#### Exercise instructions
Copy all lines that contain the word "Disk".

#### Stored data
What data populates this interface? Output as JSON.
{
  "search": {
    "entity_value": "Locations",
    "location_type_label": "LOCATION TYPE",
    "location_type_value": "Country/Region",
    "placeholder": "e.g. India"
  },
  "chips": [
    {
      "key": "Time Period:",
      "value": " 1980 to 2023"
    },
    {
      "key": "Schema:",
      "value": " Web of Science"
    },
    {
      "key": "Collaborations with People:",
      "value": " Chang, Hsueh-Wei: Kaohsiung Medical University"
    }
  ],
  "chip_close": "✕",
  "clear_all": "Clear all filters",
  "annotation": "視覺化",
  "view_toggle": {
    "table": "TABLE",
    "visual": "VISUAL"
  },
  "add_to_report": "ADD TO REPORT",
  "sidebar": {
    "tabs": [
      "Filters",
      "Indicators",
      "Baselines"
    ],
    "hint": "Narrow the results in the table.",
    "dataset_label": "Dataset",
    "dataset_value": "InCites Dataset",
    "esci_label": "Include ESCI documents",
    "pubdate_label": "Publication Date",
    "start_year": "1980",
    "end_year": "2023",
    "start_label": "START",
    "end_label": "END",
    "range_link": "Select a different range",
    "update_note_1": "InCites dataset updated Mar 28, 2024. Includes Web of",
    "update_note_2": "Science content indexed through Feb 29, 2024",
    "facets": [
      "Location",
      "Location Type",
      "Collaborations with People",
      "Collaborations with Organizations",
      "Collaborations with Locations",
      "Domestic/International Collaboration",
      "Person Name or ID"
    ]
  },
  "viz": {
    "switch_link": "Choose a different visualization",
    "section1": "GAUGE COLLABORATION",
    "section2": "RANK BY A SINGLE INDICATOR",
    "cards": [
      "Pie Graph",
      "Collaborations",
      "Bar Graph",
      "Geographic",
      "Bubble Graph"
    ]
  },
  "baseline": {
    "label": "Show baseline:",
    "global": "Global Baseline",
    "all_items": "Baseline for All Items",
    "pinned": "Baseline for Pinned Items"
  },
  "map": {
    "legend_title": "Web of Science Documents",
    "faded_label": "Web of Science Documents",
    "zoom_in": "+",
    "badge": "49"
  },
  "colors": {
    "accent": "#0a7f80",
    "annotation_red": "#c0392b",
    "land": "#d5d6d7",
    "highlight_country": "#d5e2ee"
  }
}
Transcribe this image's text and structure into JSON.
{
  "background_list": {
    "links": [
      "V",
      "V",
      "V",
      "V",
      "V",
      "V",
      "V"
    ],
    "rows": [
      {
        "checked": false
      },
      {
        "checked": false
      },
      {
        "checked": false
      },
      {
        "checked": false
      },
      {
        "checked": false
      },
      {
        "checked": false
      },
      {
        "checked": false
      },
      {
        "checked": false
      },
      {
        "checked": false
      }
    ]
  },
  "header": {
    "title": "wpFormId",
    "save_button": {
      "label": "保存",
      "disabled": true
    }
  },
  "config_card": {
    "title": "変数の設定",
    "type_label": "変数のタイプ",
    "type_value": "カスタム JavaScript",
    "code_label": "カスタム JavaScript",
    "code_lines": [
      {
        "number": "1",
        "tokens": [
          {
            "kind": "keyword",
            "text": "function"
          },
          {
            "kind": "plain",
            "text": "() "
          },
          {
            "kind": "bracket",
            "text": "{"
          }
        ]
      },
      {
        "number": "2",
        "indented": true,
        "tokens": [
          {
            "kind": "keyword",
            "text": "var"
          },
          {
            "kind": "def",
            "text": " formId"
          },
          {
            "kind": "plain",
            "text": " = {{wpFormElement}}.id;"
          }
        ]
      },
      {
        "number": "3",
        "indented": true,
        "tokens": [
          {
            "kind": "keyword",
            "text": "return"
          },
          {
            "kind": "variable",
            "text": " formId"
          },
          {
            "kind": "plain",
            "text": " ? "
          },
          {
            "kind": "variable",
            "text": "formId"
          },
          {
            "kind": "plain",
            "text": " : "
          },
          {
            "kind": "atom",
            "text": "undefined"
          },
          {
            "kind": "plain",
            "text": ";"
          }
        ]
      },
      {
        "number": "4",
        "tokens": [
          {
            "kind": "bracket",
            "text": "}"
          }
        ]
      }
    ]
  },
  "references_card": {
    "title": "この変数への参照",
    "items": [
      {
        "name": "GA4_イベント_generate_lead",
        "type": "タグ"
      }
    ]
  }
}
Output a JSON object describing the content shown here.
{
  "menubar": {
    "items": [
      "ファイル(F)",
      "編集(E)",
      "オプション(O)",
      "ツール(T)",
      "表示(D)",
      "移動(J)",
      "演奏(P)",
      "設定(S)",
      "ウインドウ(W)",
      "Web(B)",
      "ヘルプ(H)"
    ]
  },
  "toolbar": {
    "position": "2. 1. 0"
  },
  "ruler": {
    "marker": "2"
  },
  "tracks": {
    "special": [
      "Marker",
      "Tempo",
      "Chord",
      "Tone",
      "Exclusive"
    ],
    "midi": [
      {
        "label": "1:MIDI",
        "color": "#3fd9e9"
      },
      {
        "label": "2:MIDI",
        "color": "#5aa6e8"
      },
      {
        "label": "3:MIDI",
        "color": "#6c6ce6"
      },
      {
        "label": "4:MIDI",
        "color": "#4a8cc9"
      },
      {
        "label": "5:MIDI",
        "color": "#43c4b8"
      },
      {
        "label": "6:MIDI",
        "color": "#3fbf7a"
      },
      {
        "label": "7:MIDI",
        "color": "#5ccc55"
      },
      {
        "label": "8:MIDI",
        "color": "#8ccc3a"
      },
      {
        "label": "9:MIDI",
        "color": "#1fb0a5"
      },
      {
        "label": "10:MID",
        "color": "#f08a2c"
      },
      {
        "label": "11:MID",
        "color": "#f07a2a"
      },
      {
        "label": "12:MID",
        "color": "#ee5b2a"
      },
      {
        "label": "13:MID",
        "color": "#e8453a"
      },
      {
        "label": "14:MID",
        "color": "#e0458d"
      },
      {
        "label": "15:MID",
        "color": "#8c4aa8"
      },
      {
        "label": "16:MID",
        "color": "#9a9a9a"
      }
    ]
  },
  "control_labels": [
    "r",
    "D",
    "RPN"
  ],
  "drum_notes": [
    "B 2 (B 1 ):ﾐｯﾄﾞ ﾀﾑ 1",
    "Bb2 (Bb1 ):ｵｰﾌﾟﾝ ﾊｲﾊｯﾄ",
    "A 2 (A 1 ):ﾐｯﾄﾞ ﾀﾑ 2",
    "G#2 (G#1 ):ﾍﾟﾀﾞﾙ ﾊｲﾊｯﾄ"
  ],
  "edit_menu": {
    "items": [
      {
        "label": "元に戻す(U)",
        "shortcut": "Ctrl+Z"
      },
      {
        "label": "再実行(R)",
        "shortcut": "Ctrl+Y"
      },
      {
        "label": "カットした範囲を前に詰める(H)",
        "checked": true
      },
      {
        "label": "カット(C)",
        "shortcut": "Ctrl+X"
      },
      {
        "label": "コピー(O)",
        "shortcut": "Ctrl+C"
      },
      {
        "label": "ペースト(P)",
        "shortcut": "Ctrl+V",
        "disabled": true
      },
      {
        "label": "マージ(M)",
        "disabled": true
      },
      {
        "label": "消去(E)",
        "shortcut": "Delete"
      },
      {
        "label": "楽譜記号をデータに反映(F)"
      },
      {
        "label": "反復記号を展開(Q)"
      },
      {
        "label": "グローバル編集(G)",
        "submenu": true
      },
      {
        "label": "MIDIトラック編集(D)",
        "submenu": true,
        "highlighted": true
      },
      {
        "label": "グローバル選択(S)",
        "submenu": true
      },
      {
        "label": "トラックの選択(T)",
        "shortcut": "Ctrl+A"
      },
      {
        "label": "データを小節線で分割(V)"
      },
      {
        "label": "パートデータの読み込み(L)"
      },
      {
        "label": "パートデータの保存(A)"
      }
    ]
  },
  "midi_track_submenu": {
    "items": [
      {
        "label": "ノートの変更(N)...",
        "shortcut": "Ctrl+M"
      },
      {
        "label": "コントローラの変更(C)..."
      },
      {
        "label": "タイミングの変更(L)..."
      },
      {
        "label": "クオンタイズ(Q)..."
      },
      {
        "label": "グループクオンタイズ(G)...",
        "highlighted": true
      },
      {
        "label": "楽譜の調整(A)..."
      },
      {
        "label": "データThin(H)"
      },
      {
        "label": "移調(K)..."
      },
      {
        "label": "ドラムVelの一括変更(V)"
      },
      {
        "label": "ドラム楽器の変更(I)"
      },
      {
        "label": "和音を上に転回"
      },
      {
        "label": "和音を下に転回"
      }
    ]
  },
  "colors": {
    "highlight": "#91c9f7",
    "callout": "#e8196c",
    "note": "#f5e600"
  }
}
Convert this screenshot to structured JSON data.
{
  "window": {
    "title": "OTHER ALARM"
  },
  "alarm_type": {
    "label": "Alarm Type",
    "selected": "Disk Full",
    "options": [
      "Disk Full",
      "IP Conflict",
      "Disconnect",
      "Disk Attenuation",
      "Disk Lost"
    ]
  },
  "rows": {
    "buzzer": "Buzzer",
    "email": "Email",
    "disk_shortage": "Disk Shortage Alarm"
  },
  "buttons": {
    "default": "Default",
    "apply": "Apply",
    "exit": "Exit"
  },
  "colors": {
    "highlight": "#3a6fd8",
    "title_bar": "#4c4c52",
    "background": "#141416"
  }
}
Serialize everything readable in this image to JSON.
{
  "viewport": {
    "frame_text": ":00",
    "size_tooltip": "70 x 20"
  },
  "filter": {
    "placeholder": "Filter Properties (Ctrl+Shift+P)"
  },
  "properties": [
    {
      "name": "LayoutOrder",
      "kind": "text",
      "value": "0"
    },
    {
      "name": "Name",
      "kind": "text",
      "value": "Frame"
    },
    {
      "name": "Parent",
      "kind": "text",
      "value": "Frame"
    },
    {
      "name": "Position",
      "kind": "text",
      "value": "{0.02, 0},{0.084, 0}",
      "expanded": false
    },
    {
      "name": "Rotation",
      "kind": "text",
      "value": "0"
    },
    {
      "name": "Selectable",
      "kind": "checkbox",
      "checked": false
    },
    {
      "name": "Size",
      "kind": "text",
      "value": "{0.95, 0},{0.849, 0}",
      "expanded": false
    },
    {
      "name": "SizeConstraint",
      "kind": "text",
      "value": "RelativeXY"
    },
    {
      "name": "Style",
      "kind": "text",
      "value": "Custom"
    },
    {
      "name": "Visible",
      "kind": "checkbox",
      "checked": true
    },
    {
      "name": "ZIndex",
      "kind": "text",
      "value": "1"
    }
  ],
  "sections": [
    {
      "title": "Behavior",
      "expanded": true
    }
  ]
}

#### Output of the task
    "selected": "Disk Full",
      "Disk Full",
      "Disk Attenuation",
      "Disk Lost"
    "disk_shortage": "Disk Shortage Alarm"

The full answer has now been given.